▶ WHAT THE TASK REQUIRES:
Return the records exactly as they are.

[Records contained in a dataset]
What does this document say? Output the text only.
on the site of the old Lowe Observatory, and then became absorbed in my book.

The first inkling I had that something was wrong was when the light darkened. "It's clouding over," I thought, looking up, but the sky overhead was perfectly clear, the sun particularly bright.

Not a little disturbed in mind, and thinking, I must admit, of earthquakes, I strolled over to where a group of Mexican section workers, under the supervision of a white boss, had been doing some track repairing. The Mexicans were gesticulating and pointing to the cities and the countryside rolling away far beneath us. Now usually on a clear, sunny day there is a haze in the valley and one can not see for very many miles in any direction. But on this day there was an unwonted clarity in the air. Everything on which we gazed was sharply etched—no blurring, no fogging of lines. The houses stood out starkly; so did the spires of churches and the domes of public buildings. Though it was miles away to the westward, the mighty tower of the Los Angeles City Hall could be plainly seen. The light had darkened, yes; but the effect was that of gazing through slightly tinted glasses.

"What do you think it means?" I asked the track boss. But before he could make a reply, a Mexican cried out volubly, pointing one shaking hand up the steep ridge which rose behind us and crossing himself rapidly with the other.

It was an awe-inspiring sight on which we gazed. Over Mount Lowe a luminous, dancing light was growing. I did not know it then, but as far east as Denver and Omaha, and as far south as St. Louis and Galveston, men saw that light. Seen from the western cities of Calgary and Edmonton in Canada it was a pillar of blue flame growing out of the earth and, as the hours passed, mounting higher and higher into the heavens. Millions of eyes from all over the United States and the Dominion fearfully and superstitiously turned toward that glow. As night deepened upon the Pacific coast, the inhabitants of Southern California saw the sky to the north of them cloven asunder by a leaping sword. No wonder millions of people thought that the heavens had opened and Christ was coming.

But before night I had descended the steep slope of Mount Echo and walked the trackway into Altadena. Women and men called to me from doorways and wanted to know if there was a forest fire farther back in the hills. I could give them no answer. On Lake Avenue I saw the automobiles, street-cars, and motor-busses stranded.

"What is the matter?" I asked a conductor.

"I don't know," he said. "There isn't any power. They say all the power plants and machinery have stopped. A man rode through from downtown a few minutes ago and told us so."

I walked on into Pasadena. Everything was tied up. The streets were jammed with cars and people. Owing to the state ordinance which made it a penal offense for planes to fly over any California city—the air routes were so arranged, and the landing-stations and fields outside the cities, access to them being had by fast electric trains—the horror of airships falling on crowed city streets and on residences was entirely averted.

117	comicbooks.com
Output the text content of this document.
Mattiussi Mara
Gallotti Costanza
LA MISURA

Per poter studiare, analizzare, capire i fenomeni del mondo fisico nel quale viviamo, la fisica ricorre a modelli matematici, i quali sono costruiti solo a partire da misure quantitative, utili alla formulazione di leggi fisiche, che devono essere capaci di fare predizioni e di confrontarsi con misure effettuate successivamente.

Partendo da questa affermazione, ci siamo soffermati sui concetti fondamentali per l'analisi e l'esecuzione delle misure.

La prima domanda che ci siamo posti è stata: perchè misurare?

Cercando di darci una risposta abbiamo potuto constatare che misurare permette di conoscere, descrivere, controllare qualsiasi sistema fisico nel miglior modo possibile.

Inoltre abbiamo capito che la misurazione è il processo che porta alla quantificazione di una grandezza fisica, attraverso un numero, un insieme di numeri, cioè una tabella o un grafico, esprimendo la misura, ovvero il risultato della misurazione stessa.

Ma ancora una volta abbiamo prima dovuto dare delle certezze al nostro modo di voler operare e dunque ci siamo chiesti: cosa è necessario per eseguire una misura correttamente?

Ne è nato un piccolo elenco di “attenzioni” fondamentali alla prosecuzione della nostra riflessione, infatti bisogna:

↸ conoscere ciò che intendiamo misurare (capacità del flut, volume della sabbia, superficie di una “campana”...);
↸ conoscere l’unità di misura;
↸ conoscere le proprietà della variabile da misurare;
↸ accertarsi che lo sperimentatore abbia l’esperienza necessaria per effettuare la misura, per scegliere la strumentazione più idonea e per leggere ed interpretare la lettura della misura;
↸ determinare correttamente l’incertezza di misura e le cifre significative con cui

▶ EXPECTED ANSWER:
What does this document say? Output the text only.
on the site of the old Lowe Observatory, and then became absorbed in my book.

The first inkling I had that something was wrong was when the light darkened. "It's clouding over," I thought, looking up, but the sky overhead was perfectly clear, the sun particularly bright.

Not a little disturbed in mind, and thinking, I must admit, of earthquakes, I strolled over to where a group of Mexican section workers, under the supervision of a white boss, had been doing some track repairing. The Mexicans were gesticulating and pointing to the cities and the countryside rolling away far beneath us. Now usually on a clear, sunny day there is a haze in the valley and one can not see for very many miles in any direction. But on this day there was an unwonted clarity in the air. Everything on which we gazed was sharply etched—no blurring, no fogging of lines. The houses stood out starkly; so did the spires of churches and the domes of public buildings. Though it was miles away to the westward, the mighty tower of the Los Angeles City Hall could be plainly seen. The light had darkened, yes; but the effect was that of gazing through slightly tinted glasses.

"What do you think it means?" I asked the track boss. But before he could make a reply, a Mexican cried out volubly, pointing one shaking hand up the steep ridge which rose behind us and crossing himself rapidly with the other.

It was an awe-inspiring sight on which we gazed. Over Mount Lowe a luminous, dancing light was growing. I did not know it then, but as far east as Denver and Omaha, and as far south as St. Louis and Galveston, men saw that light. Seen from the western cities of Calgary and Edmonton in Canada it was a pillar of blue flame growing out of the earth and, as the hours passed, mounting higher and higher into the heavens. Millions of eyes from all over the United States and the Dominion fearfully and superstitiously turned toward that glow. As night deepened upon the Pacific coast, the inhabitants of Southern California saw the sky to the north of them cloven asunder by a leaping sword. No wonder millions of people thought that the heavens had opened and Christ was coming.

But before night I had descended the steep slope of Mount Echo and walked the trackway into Altadena. Women and men called to me from doorways and wanted to know if there was a forest fire farther back in the hills. I could give them no answer. On Lake Avenue I saw the automobiles, street-cars, and motor-busses stranded.

"What is the matter?" I asked a conductor.

"I don't know," he said. "There isn't any power. They say all the power plants and machinery have stopped. A man rode through from downtown a few minutes ago and told us so."

I walked on into Pasadena. Everything was tied up. The streets were jammed with cars and people. Owing to the state ordinance which made it a penal offense for planes to fly over any California city—the air routes were so arranged, and the landing-stations and fields outside the cities, access to them being had by fast electric trains—the horror of airships falling on crowed city streets and on residences was entirely averted.

117	comicbooks.com
Output the text content of this document.
Mattiussi Mara
Gallotti Costanza
LA MISURA

Per poter studiare, analizzare, capire i fenomeni del mondo fisico nel quale viviamo, la fisica ricorre a modelli matematici, i quali sono costruiti solo a partire da misure quantitative, utili alla formulazione di leggi fisiche, che devono essere capaci di fare predizioni e di confrontarsi con misure effettuate successivamente.

Partendo da questa affermazione, ci siamo soffermati sui concetti fondamentali per l'analisi e l'esecuzione delle misure.

La prima domanda che ci siamo posti è stata: perchè misurare?

Cercando di darci una risposta abbiamo potuto constatare che misurare permette di conoscere, descrivere, controllare qualsiasi sistema fisico nel miglior modo possibile.

Inoltre abbiamo capito che la misurazione è il processo che porta alla quantificazione di una grandezza fisica, attraverso un numero, un insieme di numeri, cioè una tabella o un grafico, esprimendo la misura, ovvero il risultato della misurazione stessa.

Ma ancora una volta abbiamo prima dovuto dare delle certezze al nostro modo di voler operare e dunque ci siamo chiesti: cosa è necessario per eseguire una misura correttamente?

Ne è nato un piccolo elenco di “attenzioni” fondamentali alla prosecuzione della nostra riflessione, infatti bisogna:

↸ conoscere ciò che intendiamo misurare (capacità del flut, volume della sabbia, superficie di una “campana”...);
↸ conoscere l’unità di misura;
↸ conoscere le proprietà della variabile da misurare;
↸ accertarsi che lo sperimentatore abbia l’esperienza necessaria per effettuare la misura, per scegliere la strumentazione più idonea e per leggere ed interpretare la lettura della misura;
↸ determinare correttamente l’incertezza di misura e le cifre significative con cui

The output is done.